**TASK OBJECTIVE:** Copy every line that mentions the word "screenshot".

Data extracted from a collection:
==================================================
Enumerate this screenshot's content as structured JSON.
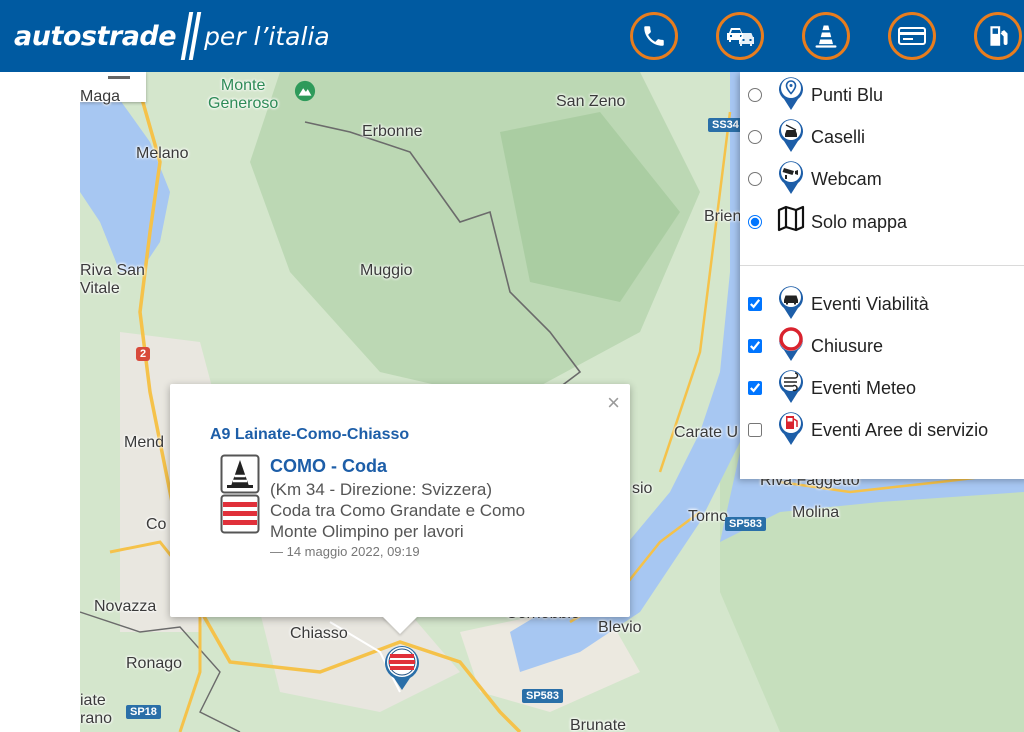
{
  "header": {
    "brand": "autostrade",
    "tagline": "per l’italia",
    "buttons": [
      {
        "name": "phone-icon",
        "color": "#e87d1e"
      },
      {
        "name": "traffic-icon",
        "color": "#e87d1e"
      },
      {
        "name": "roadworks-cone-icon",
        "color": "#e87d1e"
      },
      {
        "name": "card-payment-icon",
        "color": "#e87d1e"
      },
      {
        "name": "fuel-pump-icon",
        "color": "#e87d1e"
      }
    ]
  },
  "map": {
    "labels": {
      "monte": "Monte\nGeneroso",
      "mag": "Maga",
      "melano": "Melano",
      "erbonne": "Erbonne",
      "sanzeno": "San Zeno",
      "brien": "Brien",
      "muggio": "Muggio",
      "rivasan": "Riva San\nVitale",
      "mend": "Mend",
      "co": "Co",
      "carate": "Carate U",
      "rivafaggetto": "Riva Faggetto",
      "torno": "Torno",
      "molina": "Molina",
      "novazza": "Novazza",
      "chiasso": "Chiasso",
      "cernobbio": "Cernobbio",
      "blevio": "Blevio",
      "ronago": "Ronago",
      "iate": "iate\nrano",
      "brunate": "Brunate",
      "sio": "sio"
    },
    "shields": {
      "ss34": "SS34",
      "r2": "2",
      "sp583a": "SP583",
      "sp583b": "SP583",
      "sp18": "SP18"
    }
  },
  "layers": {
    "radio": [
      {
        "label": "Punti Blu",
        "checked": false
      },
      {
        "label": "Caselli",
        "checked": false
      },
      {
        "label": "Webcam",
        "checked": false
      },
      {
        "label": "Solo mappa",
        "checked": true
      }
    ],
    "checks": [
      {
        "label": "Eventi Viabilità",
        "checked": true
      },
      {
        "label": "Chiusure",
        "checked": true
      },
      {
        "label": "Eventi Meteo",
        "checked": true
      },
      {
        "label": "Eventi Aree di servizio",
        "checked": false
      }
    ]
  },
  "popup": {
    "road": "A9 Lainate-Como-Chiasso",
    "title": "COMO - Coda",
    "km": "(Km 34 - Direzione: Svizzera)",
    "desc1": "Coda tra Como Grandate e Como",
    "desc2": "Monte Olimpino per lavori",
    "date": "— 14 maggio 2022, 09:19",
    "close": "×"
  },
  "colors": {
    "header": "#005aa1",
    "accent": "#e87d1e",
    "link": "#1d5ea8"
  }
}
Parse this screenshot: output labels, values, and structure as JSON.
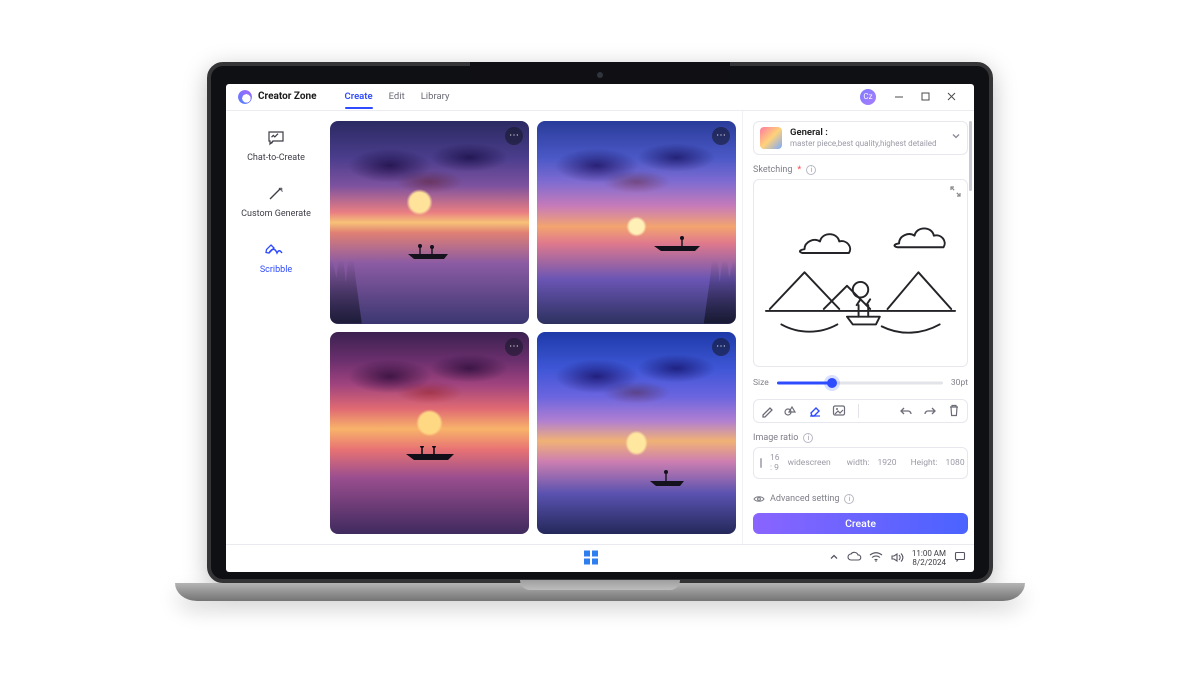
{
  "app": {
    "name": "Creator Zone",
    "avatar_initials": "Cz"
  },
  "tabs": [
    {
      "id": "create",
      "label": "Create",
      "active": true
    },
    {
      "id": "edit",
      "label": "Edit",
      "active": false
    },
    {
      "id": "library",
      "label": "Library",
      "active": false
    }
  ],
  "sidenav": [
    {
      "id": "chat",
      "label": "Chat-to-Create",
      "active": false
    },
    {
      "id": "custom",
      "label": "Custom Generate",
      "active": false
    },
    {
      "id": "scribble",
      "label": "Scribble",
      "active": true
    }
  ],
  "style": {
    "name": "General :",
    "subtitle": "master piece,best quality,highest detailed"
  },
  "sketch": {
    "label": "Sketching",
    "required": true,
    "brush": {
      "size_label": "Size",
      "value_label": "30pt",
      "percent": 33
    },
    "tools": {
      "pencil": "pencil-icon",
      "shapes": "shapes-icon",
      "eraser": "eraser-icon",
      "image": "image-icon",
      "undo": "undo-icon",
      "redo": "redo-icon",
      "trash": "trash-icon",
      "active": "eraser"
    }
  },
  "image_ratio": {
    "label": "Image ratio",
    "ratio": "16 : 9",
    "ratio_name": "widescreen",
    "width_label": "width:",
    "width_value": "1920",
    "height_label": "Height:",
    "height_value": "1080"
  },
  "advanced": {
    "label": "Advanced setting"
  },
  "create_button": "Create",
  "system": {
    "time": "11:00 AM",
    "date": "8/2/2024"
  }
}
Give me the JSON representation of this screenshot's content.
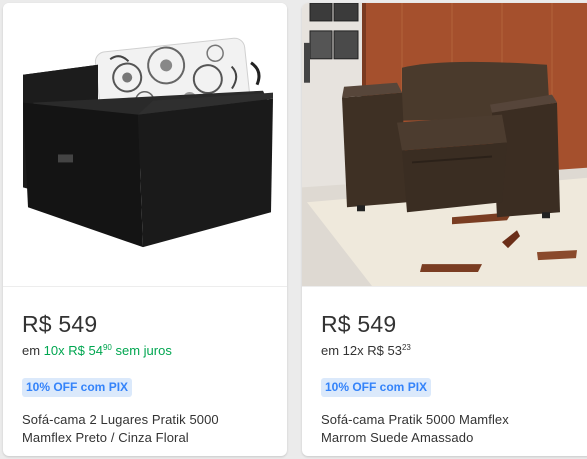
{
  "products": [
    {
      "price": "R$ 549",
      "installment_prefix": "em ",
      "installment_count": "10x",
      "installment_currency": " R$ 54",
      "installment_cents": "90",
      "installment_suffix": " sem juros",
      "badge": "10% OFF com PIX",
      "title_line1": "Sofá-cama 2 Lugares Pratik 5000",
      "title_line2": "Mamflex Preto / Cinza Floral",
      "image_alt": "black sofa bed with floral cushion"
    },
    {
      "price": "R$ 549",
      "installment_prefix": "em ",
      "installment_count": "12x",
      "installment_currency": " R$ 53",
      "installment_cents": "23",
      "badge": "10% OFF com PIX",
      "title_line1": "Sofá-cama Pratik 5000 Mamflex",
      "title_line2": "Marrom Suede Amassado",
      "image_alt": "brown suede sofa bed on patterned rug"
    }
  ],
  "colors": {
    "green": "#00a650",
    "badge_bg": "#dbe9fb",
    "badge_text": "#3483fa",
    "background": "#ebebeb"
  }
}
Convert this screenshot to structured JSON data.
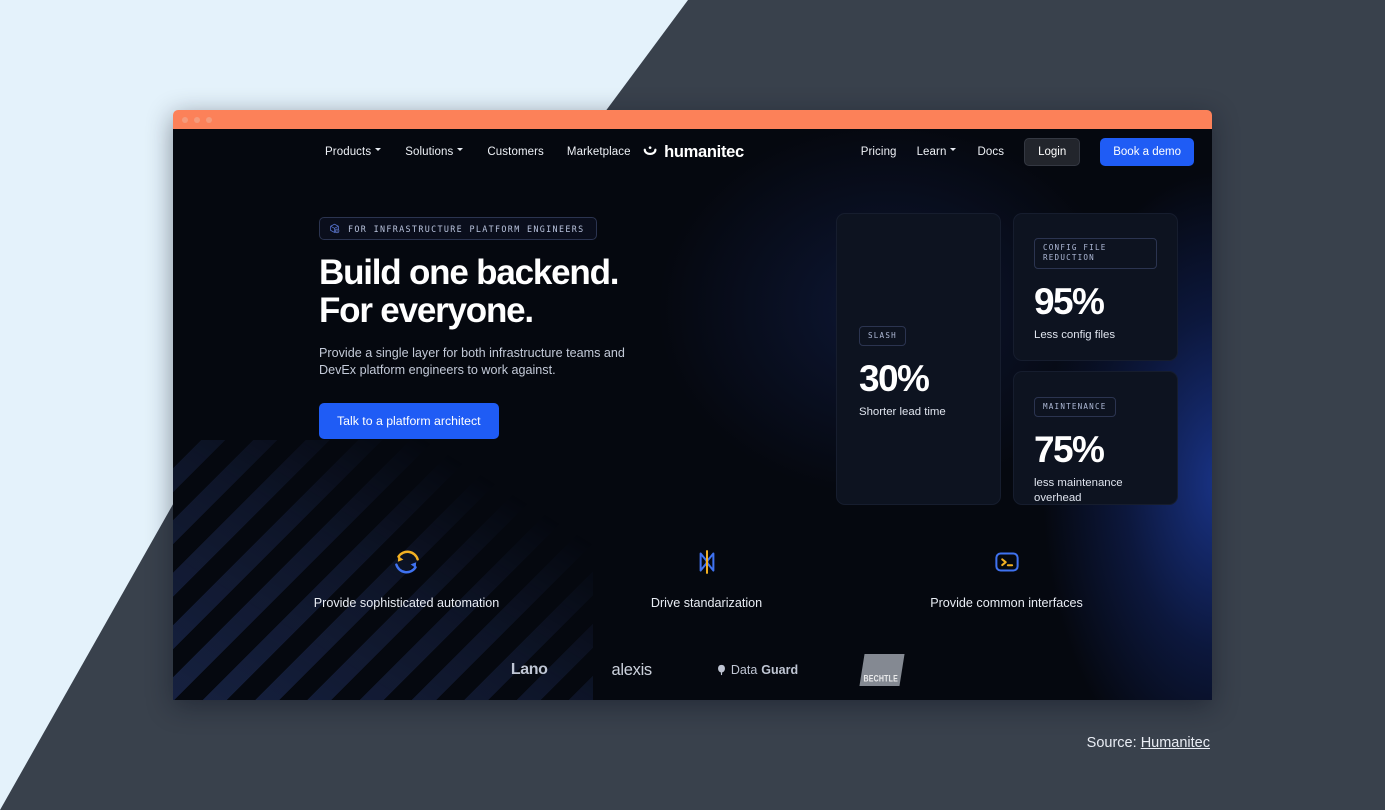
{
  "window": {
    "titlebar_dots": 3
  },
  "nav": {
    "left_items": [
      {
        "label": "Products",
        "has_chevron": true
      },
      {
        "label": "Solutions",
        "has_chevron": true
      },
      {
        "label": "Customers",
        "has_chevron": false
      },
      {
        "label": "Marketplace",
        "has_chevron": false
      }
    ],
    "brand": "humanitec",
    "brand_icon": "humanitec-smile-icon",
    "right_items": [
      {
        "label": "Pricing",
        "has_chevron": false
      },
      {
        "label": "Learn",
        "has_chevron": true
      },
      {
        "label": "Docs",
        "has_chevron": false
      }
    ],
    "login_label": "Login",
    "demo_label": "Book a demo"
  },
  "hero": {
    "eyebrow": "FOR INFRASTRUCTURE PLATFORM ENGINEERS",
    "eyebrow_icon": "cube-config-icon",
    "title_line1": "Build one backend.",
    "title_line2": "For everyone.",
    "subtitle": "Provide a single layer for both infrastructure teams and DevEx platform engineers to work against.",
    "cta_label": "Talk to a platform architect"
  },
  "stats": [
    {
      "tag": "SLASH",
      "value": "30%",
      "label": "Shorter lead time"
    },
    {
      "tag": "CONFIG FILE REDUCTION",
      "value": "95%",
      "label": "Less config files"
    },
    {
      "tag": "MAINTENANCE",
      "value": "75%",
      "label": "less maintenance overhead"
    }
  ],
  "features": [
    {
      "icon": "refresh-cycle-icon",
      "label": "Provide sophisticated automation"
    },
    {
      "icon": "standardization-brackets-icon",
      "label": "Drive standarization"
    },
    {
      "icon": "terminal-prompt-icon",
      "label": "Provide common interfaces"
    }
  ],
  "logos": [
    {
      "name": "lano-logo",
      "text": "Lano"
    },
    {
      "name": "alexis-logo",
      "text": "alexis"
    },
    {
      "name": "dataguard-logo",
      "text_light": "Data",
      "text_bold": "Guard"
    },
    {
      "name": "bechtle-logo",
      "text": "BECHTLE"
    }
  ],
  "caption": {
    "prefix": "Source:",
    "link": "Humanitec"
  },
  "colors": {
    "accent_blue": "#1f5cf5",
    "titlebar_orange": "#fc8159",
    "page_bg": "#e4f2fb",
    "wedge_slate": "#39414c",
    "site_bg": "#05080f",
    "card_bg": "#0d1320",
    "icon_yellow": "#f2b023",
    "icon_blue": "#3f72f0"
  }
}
==================================================
**RESULT:**
Enumerate this screenshot's content as structured JSON.
Parse this screenshot: output labels, values, and structure as JSON.
Give me the JSON representation of this screenshot's content.
Convert this screenshot to structured JSON data.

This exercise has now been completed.